_Problem details_
Give the data below again exactly as written, without its pictures.

_Stored entries_
■ ■ ■ ■ ■
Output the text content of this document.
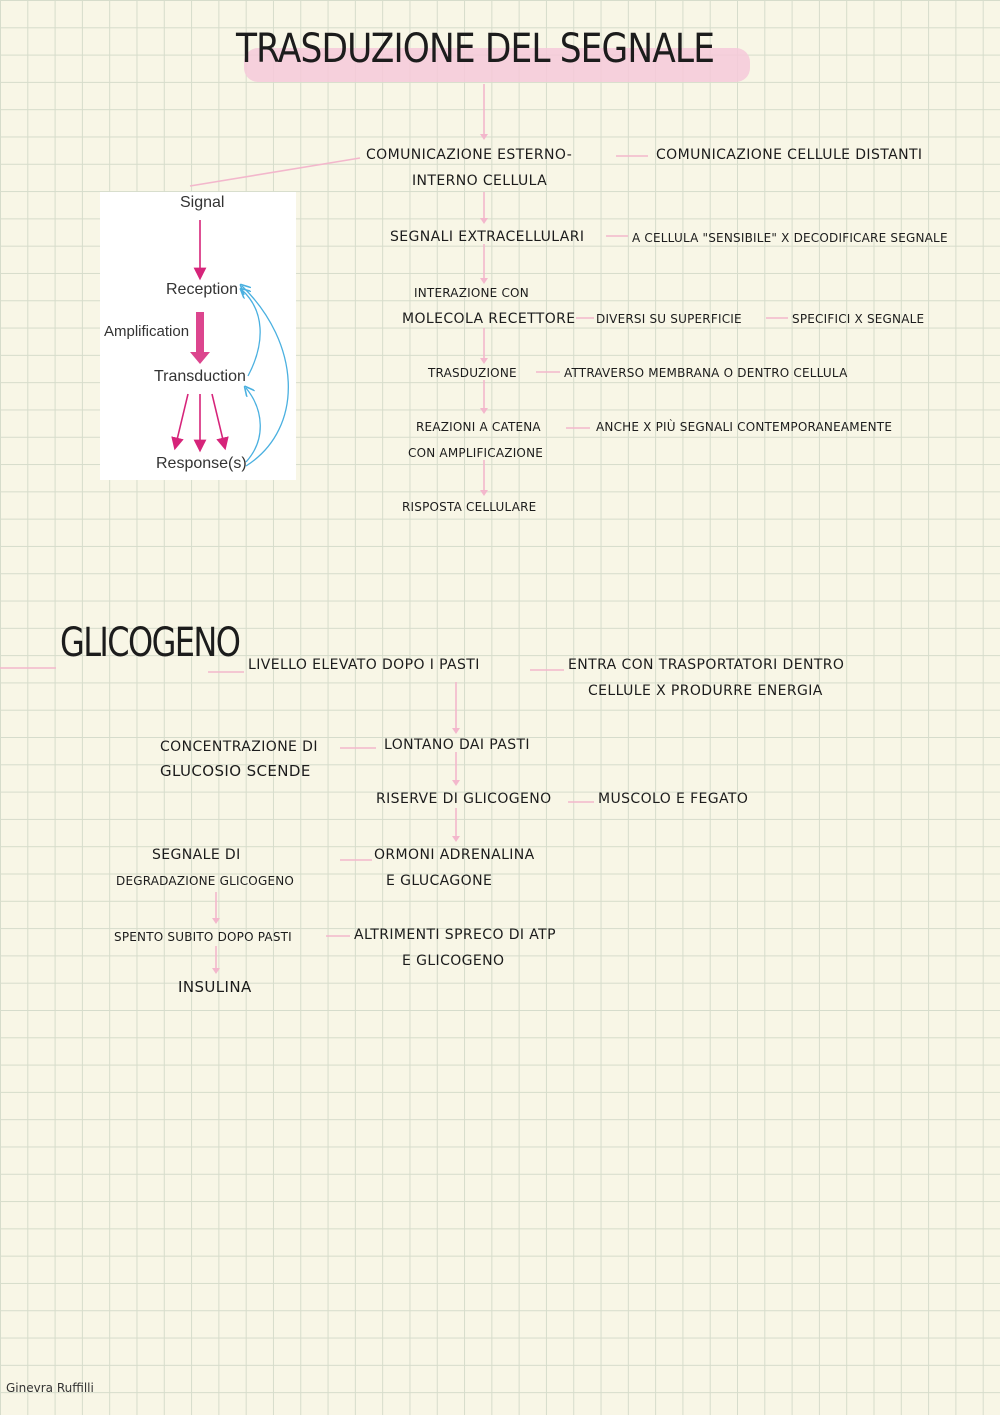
TRASDUZIONE DEL SEGNALE
COMUNICAZIONE ESTERNO-
INTERNO CELLULA
COMUNICAZIONE CELLULE DISTANTI
SEGNALI EXTRACELLULARI	A CELLULA "SENSIBILE" X DECODIFICARE SEGNALE
INTERAZIONE CON
MOLECOLA RECETTORE DIVERSI SU SUPERFICIE	SPECIFICI X SEGNALE
TRASDUZIONE	ATTRAVERSO MEMBRANA O DENTRO CELLULA
REAZIONI A CATENA
CON AMPLIFICAZIONE
ANCHE X PIÙ SEGNALI CONTEMPORANEAMENTE
RISPOSTA CELLULARE
Signal
Reception
Amplification
Transduction
Response(s)
GLICOGENO LIVELLO ELEVATO DOPO I PASTI	ENTRA CON TRASPORTATORI DENTRO
CELLULE X PRODURRE ENERGIA
LONTANO DAI PASTI
CONCENTRAZIONE DI
GLUCOSIO SCENDE
RISERVE DI GLICOGENO	MUSCOLO E FEGATO
ORMONI ADRENALINA
E GLUCAGONE
SEGNALE DI
DEGRADAZIONE GLICOGENO
SPENTO SUBITO DOPO PASTI	ALTRIMENTI SPRECO DI ATP
E GLICOGENO
INSULINA
Ginevra Ruffilli
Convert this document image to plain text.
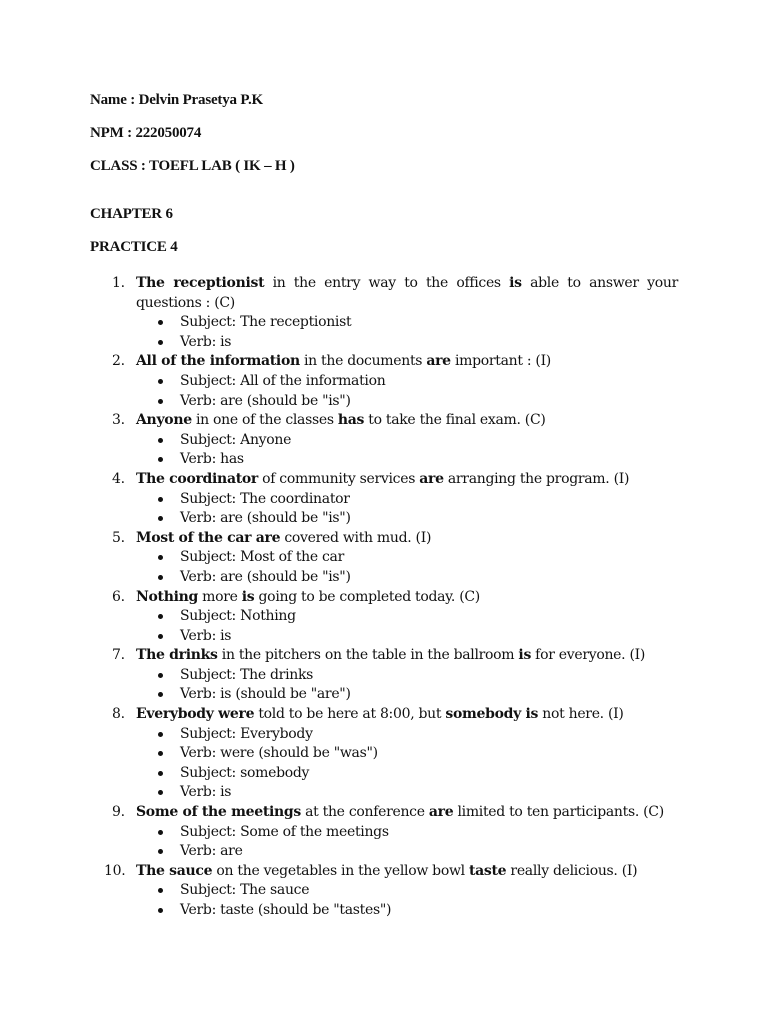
Name : Delvin Prasetya P.K
NPM : 222050074
CLASS : TOEFL LAB ( IK – H )
CHAPTER 6
PRACTICE 4
1. The receptionist in the entry way to the offices is able to answer your questions : (C)
Subject: The receptionist
Verb: is
2. All of the information in the documents are important : (I)
Subject: All of the information
Verb: are (should be "is")
3. Anyone in one of the classes has to take the final exam. (C)
Subject: Anyone
Verb: has
4. The coordinator of community services are arranging the program. (I)
Subject: The coordinator
Verb: are (should be "is")
5. Most of the car are covered with mud. (I)
Subject: Most of the car
Verb: are (should be "is")
6. Nothing more is going to be completed today. (C)
Subject: Nothing
Verb: is
7. The drinks in the pitchers on the table in the ballroom is for everyone. (I)
Subject: The drinks
Verb: is (should be "are")
8. Everybody were told to be here at 8:00, but somebody is not here. (I)
Subject: Everybody
Verb: were (should be "was")
Subject: somebody
Verb: is
9. Some of the meetings at the conference are limited to ten participants. (C)
Subject: Some of the meetings
Verb: are
10. The sauce on the vegetables in the yellow bowl taste really delicious. (I)
Subject: The sauce
Verb: taste (should be "tastes")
■ ■ ■ ■ ■
_Full answer_
Output the text content of this document.
TRASDUZIONE DEL SEGNALE
COMUNICAZIONE ESTERNO-
INTERNO CELLULA
COMUNICAZIONE CELLULE DISTANTI
SEGNALI EXTRACELLULARI	A CELLULA "SENSIBILE" X DECODIFICARE SEGNALE
INTERAZIONE CON
MOLECOLA RECETTORE DIVERSI SU SUPERFICIE	SPECIFICI X SEGNALE
TRASDUZIONE	ATTRAVERSO MEMBRANA O DENTRO CELLULA
REAZIONI A CATENA
CON AMPLIFICAZIONE
ANCHE X PIÙ SEGNALI CONTEMPORANEAMENTE
RISPOSTA CELLULARE
Signal
Reception
Amplification
Transduction
Response(s)
GLICOGENO LIVELLO ELEVATO DOPO I PASTI	ENTRA CON TRASPORTATORI DENTRO
CELLULE X PRODURRE ENERGIA
LONTANO DAI PASTI
CONCENTRAZIONE DI
GLUCOSIO SCENDE
RISERVE DI GLICOGENO	MUSCOLO E FEGATO
ORMONI ADRENALINA
E GLUCAGONE
SEGNALE DI
DEGRADAZIONE GLICOGENO
SPENTO SUBITO DOPO PASTI	ALTRIMENTI SPRECO DI ATP
E GLICOGENO
INSULINA
Ginevra Ruffilli
Convert this document image to plain text.
Name : Delvin Prasetya P.K
NPM : 222050074
CLASS : TOEFL LAB ( IK – H )
CHAPTER 6
PRACTICE 4
1. The receptionist in the entry way to the offices is able to answer your questions : (C)
Subject: The receptionist
Verb: is
2. All of the information in the documents are important : (I)
Subject: All of the information
Verb: are (should be "is")
3. Anyone in one of the classes has to take the final exam. (C)
Subject: Anyone
Verb: has
4. The coordinator of community services are arranging the program. (I)
Subject: The coordinator
Verb: are (should be "is")
5. Most of the car are covered with mud. (I)
Subject: Most of the car
Verb: are (should be "is")
6. Nothing more is going to be completed today. (C)
Subject: Nothing
Verb: is
7. The drinks in the pitchers on the table in the ballroom is for everyone. (I)
Subject: The drinks
Verb: is (should be "are")
8. Everybody were told to be here at 8:00, but somebody is not here. (I)
Subject: Everybody
Verb: were (should be "was")
Subject: somebody
Verb: is
9. Some of the meetings at the conference are limited to ten participants. (C)
Subject: Some of the meetings
Verb: are
10. The sauce on the vegetables in the yellow bowl taste really delicious. (I)
Subject: The sauce
Verb: taste (should be "tastes")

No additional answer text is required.